◆ Stated goal
Below is a block of records. Copy every line in it that contains the word "object".

◆ Dataset extract
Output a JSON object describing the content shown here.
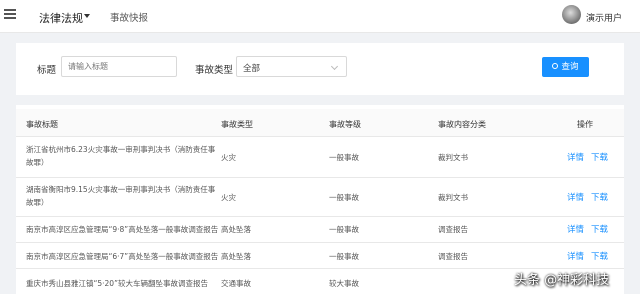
{
  "header": {
    "module_label": "法律法规",
    "nav_label": "事故快报",
    "user_name": "演示用户"
  },
  "filter": {
    "title_label": "标题",
    "title_placeholder": "请输入标题",
    "type_label": "事故类型",
    "type_value": "全部",
    "search_label": "查询"
  },
  "table": {
    "columns": [
      "事故标题",
      "事故类型",
      "事故等级",
      "事故内容分类",
      "操作"
    ],
    "rows": [
      {
        "title": "浙江省杭州市6.23火灾事故一审刑事判决书（消防责任事故罪）",
        "type": "火灾",
        "level": "一般事故",
        "category": "裁判文书"
      },
      {
        "title": "湖南省衡阳市9.15火灾事故一审刑事判决书（消防责任事故罪）",
        "type": "火灾",
        "level": "一般事故",
        "category": "裁判文书"
      },
      {
        "title": "南京市高淳区应急管理局“9·8”高处坠落一般事故调查报告",
        "type": "高处坠落",
        "level": "一般事故",
        "category": "调查报告"
      },
      {
        "title": "南京市高淳区应急管理局“6·7”高处坠落一般事故调查报告",
        "type": "高处坠落",
        "level": "一般事故",
        "category": "调查报告"
      },
      {
        "title": "重庆市秀山县雅江镇“5·20”较大车辆翻坠事故调查报告",
        "type": "交通事故",
        "level": "较大事故",
        "category": ""
      }
    ],
    "detail_label": "详情",
    "download_label": "下载"
  },
  "watermark": "头条 @神彩科技",
  "colors": {
    "primary": "#1890ff",
    "background": "#f0f2f5"
  }
}
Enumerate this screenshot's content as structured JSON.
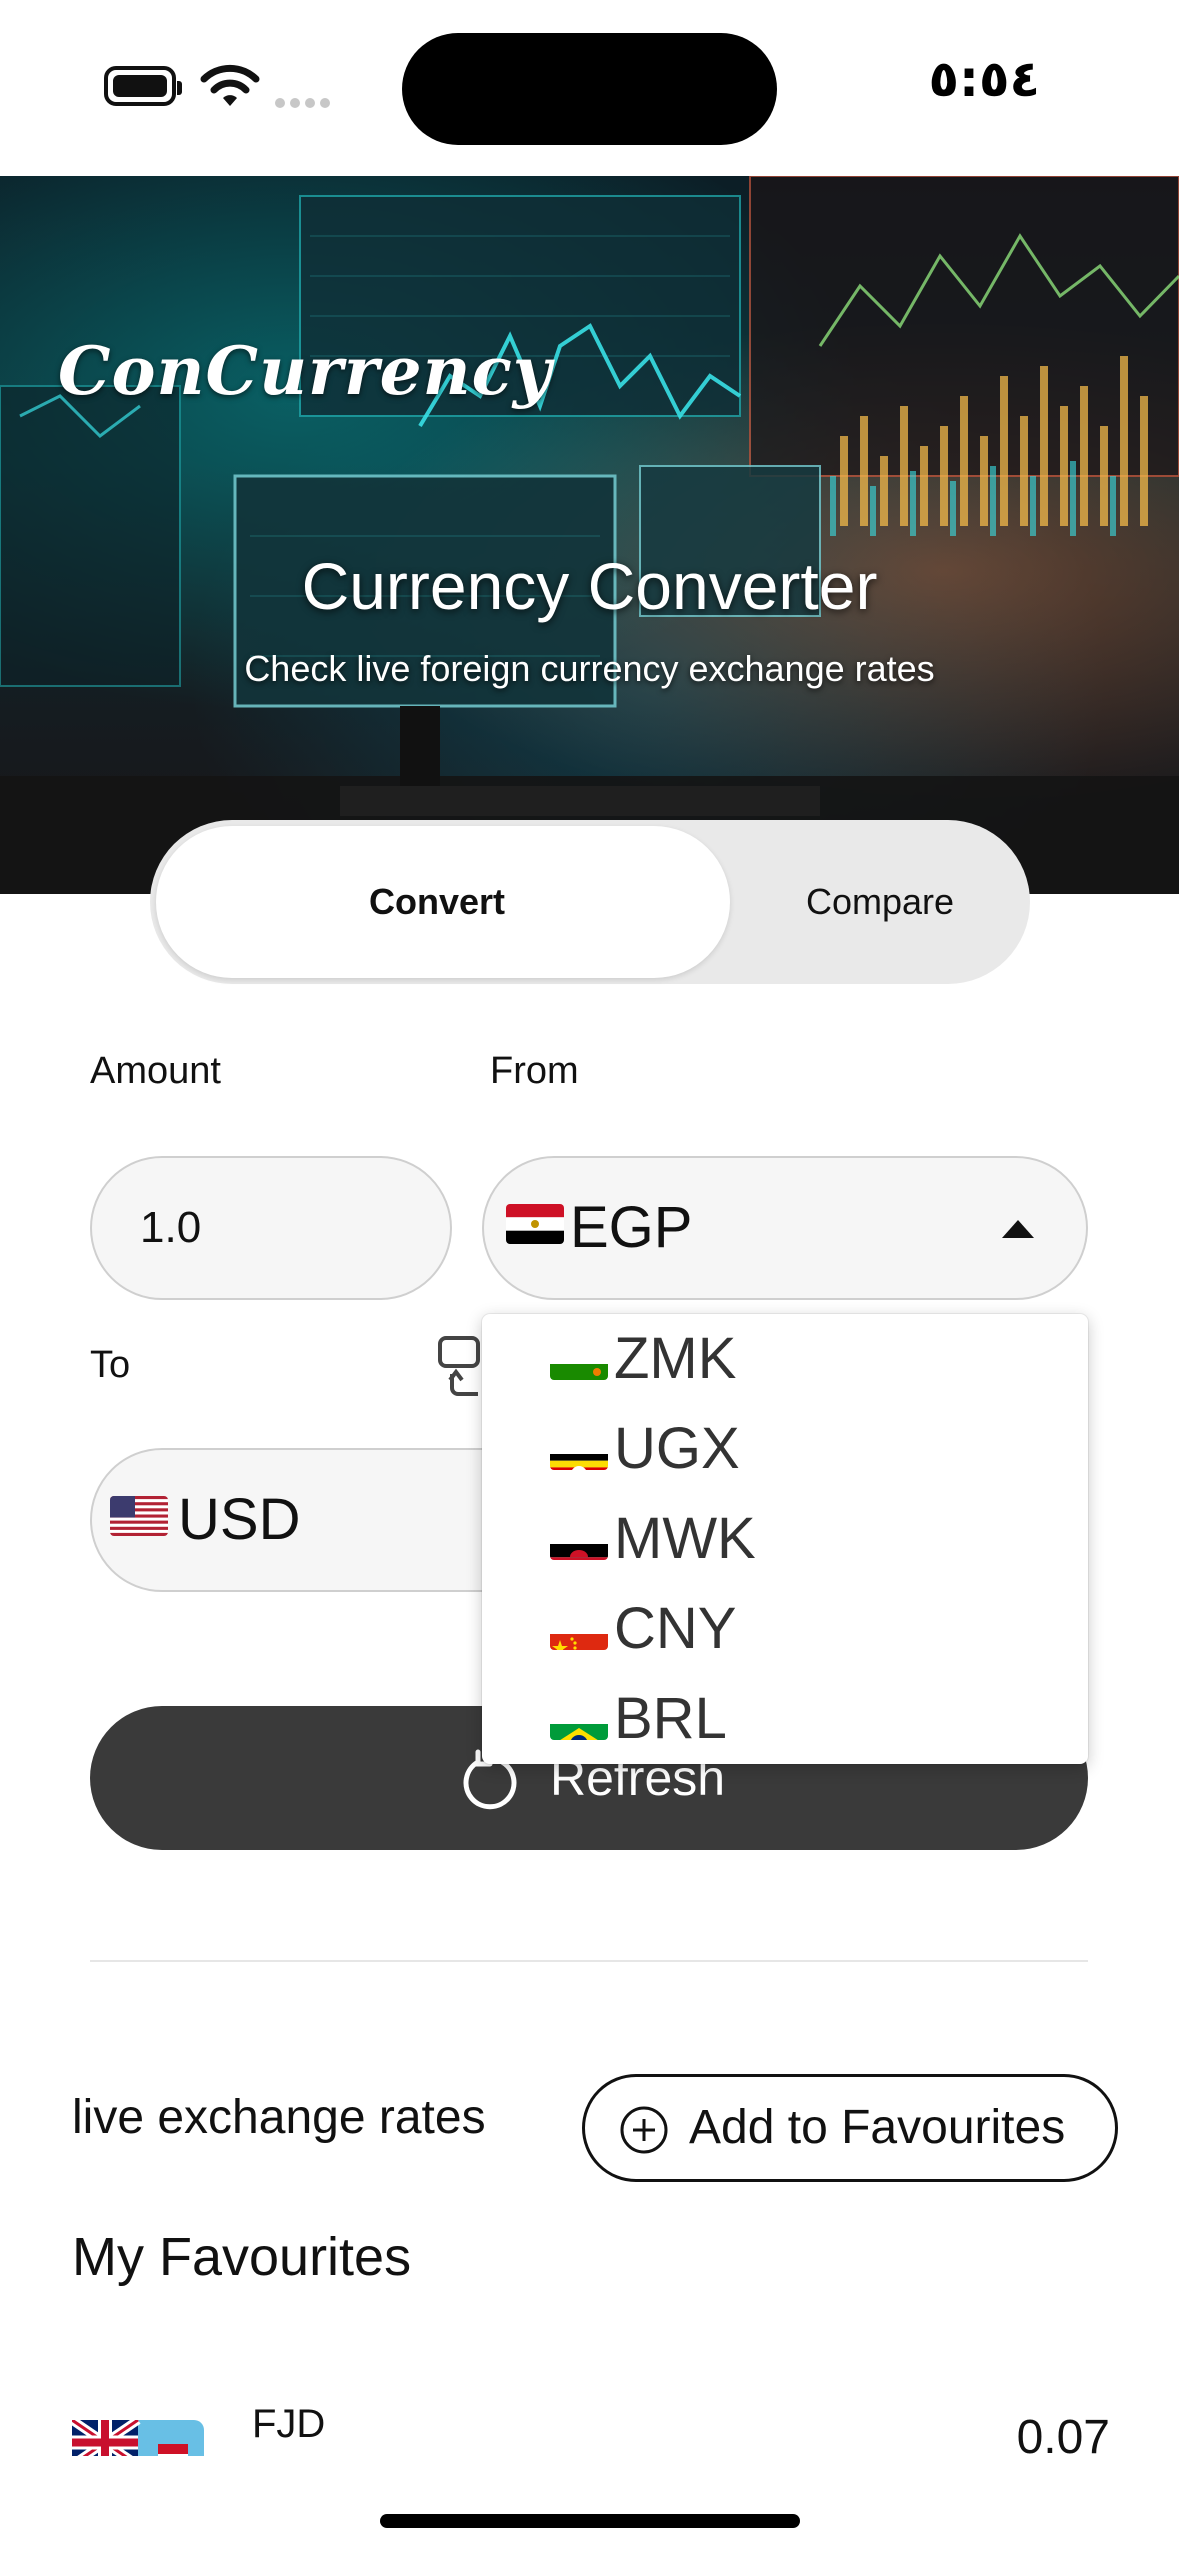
{
  "status_bar": {
    "time": "٥:٥٤"
  },
  "hero": {
    "brand": "ConCurrency",
    "title": "Currency Converter",
    "subtitle": "Check live foreign currency exchange rates"
  },
  "mode_toggle": {
    "options": [
      {
        "label": "Convert",
        "selected": true
      },
      {
        "label": "Compare",
        "selected": false
      }
    ]
  },
  "form": {
    "amount_label": "Amount",
    "amount_value": "1.0",
    "from_label": "From",
    "from_currency": {
      "code": "EGP",
      "flag": "egypt-flag"
    },
    "to_label": "To",
    "to_currency": {
      "code": "USD",
      "flag": "usa-flag"
    },
    "refresh_label": "Refresh"
  },
  "from_dropdown": {
    "open": true,
    "options": [
      {
        "code": "ZMK",
        "flag": "zambia-flag"
      },
      {
        "code": "UGX",
        "flag": "uganda-flag"
      },
      {
        "code": "MWK",
        "flag": "malawi-flag"
      },
      {
        "code": "CNY",
        "flag": "china-flag"
      },
      {
        "code": "BRL",
        "flag": "brazil-flag"
      }
    ]
  },
  "rates_section": {
    "title": "live exchange rates",
    "add_button_label": "Add to Favourites",
    "favourites_heading": "My Favourites",
    "favourites": [
      {
        "code": "FJD",
        "rate": "0.07",
        "flag": "fiji-flag"
      }
    ]
  },
  "colors": {
    "refresh_button": "#3a3a3a",
    "toggle_track": "#e9e9e9",
    "field_bg": "#f6f6f6"
  }
}
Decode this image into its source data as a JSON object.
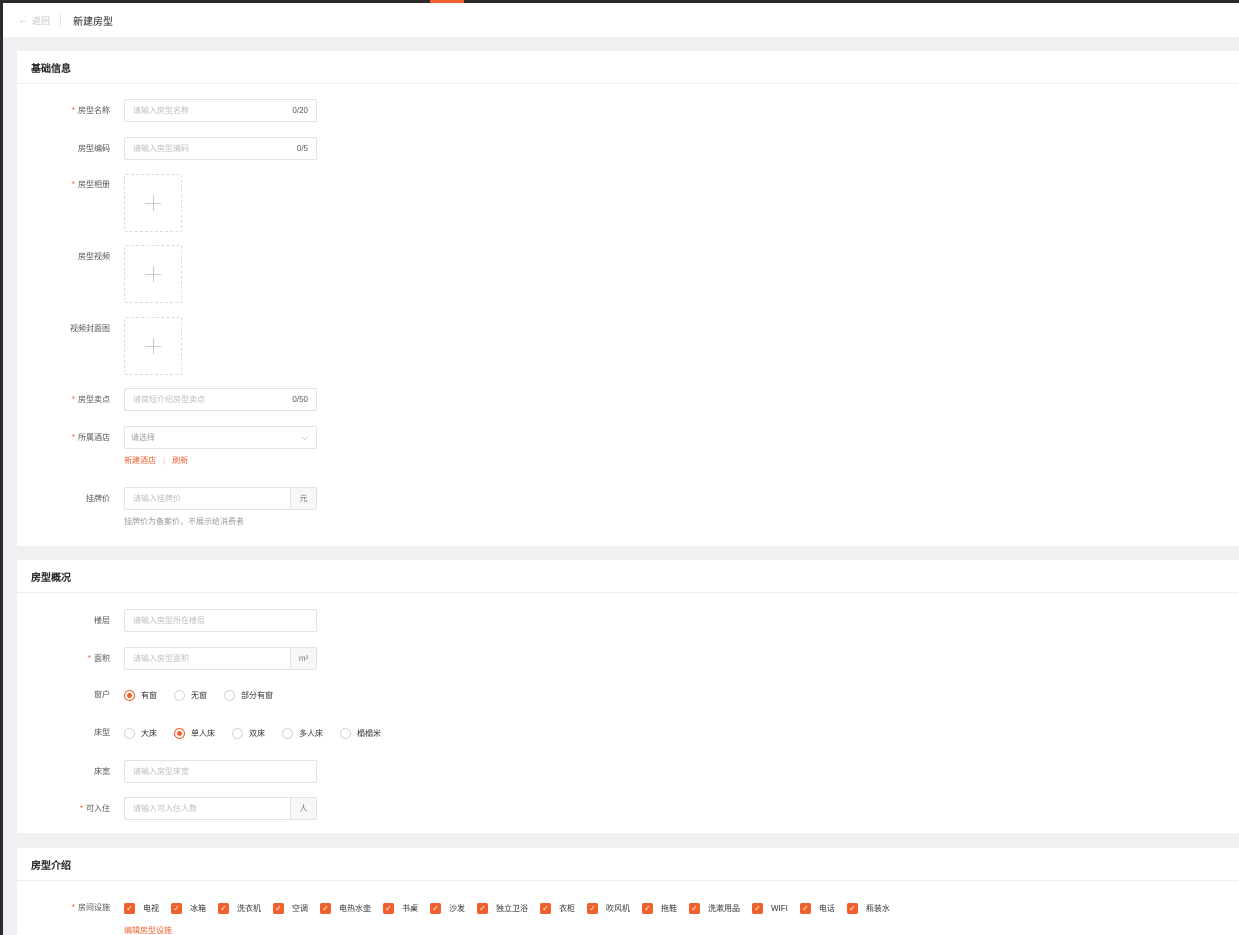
{
  "header": {
    "back_label": "返回",
    "back_icon": "arrow-left-icon",
    "title": "新建房型"
  },
  "colors": {
    "accent": "#f0602c",
    "page_bg": "#f0f0f2"
  },
  "basic": {
    "title": "基础信息",
    "name": {
      "label": "房型名称",
      "required": "*",
      "placeholder": "请输入房型名称",
      "count": "0/20"
    },
    "code": {
      "label": "房型编码",
      "placeholder": "请输入房型编码",
      "count": "0/5"
    },
    "album": {
      "label": "房型相册",
      "required": "*"
    },
    "video": {
      "label": "房型视频"
    },
    "cover": {
      "label": "视频封面图"
    },
    "selling": {
      "label": "房型卖点",
      "required": "*",
      "placeholder": "请简短介绍房型卖点",
      "count": "0/50"
    },
    "hotel": {
      "label": "所属酒店",
      "required": "*",
      "placeholder": "请选择",
      "link_new": "新建酒店",
      "link_sep": "|",
      "link_refresh": "刷新"
    },
    "price": {
      "label": "挂牌价",
      "placeholder": "请输入挂牌价",
      "suffix": "元",
      "hint": "挂牌价为备案价，不展示给消费者"
    }
  },
  "overview": {
    "title": "房型概况",
    "floor": {
      "label": "楼层",
      "placeholder": "请输入房型所在楼层"
    },
    "area": {
      "label": "面积",
      "required": "*",
      "placeholder": "请输入房型面积",
      "suffix": "m²"
    },
    "window": {
      "label": "窗户",
      "options": [
        "有窗",
        "无窗",
        "部分有窗"
      ],
      "selected": "有窗"
    },
    "bed": {
      "label": "床型",
      "options": [
        "大床",
        "单人床",
        "双床",
        "多人床",
        "榻榻米"
      ],
      "selected": "单人床"
    },
    "bed_width": {
      "label": "床宽",
      "placeholder": "请输入房型床宽"
    },
    "capacity": {
      "label": "可入住",
      "required": "*",
      "placeholder": "请输入可入住人数",
      "suffix": "人"
    }
  },
  "intro": {
    "title": "房型介绍",
    "facilities": {
      "label": "房间设施",
      "required": "*",
      "items": [
        "电视",
        "冰箱",
        "洗衣机",
        "空调",
        "电热水壶",
        "书桌",
        "沙发",
        "独立卫浴",
        "衣柜",
        "吹风机",
        "拖鞋",
        "洗漱用品",
        "WIFI",
        "电话",
        "瓶装水"
      ],
      "edit_link": "编辑房型设施"
    }
  }
}
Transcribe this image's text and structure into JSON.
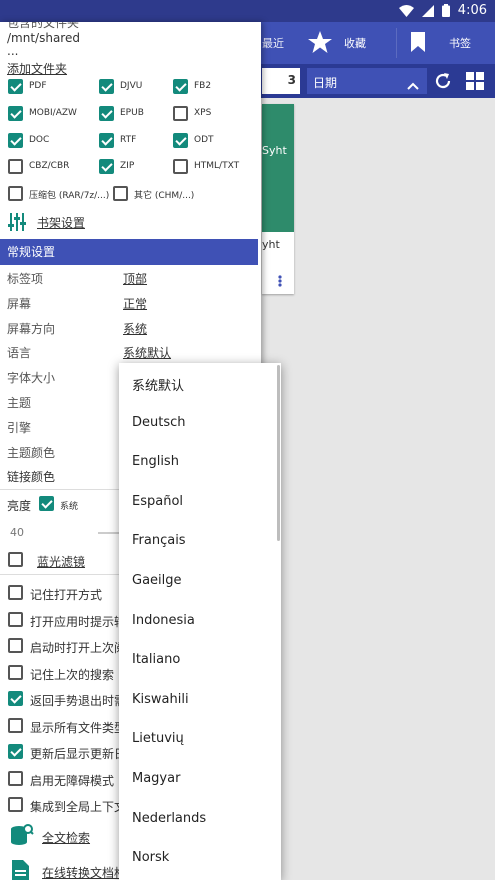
{
  "status": {
    "time": "4:06"
  },
  "background": {
    "tabs": {
      "recent": "最近",
      "favorites": "收藏",
      "bookmarks": "书签"
    },
    "count": "3",
    "sort_label": "日期",
    "card_title": "Syht",
    "card_sub": "yht"
  },
  "folders": {
    "header": "包含的文件夹",
    "path": "/mnt/shared",
    "ellipsis": "...",
    "add_folder": "添加文件夹"
  },
  "formats": [
    {
      "label": "PDF",
      "checked": true
    },
    {
      "label": "DJVU",
      "checked": true
    },
    {
      "label": "FB2",
      "checked": true
    },
    {
      "label": "MOBI/AZW",
      "checked": true
    },
    {
      "label": "EPUB",
      "checked": true
    },
    {
      "label": "XPS",
      "checked": false
    },
    {
      "label": "DOC",
      "checked": true
    },
    {
      "label": "RTF",
      "checked": true
    },
    {
      "label": "ODT",
      "checked": true
    },
    {
      "label": "CBZ/CBR",
      "checked": false
    },
    {
      "label": "ZIP",
      "checked": true
    },
    {
      "label": "HTML/TXT",
      "checked": false
    },
    {
      "label": "压缩包 (RAR/7z/...)",
      "checked": false
    },
    {
      "label": "其它 (CHM/...)",
      "checked": false
    }
  ],
  "shelf_settings": "书架设置",
  "general": {
    "title": "常规设置",
    "rows": [
      {
        "label": "标签项",
        "value": "顶部"
      },
      {
        "label": "屏幕",
        "value": "正常"
      },
      {
        "label": "屏幕方向",
        "value": "系统"
      },
      {
        "label": "语言",
        "value": "系统默认"
      },
      {
        "label": "字体大小",
        "value": ""
      },
      {
        "label": "主题",
        "value": ""
      },
      {
        "label": "引擎",
        "value": ""
      },
      {
        "label": "主题颜色",
        "value": ""
      }
    ],
    "link_color": "链接颜色",
    "brightness_label": "亮度",
    "brightness_system": "系统",
    "brightness_value": "40",
    "blue_filter": "蓝光滤镜"
  },
  "options": [
    {
      "label": "记住打开方式",
      "checked": false
    },
    {
      "label": "打开应用时提示输",
      "checked": false
    },
    {
      "label": "启动时打开上次阅",
      "checked": false
    },
    {
      "label": "记住上次的搜索",
      "checked": false
    },
    {
      "label": "返回手势退出时需",
      "checked": true
    },
    {
      "label": "显示所有文件类型",
      "checked": false
    },
    {
      "label": "更新后显示更新日",
      "checked": true
    },
    {
      "label": "启用无障碍模式",
      "checked": false
    },
    {
      "label": "集成到全局上下文",
      "checked": false
    }
  ],
  "fulltext_search": "全文检索",
  "online_convert": "在线转换文档格",
  "languages": [
    "系统默认",
    "Deutsch",
    "English",
    "Español",
    "Français",
    "Gaeilge",
    "Indonesia",
    "Italiano",
    "Kiswahili",
    "Lietuvių",
    "Magyar",
    "Nederlands",
    "Norsk"
  ]
}
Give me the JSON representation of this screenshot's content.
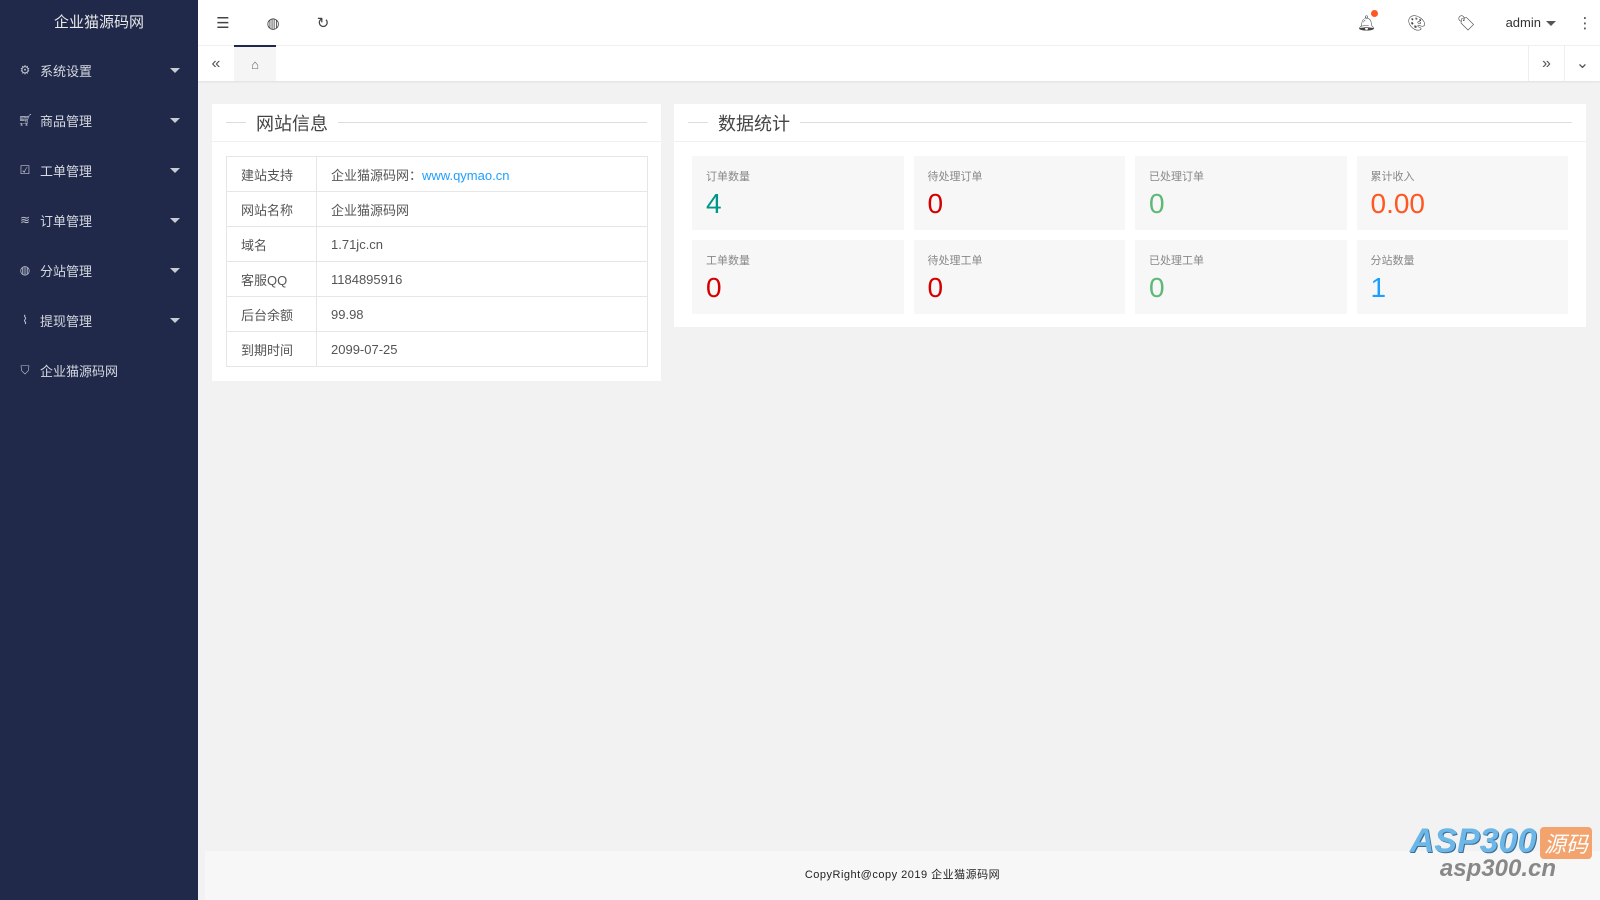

◆ Task solution
Output a JSON object describing the content shown here.
Decode this image into its source data as a JSON object.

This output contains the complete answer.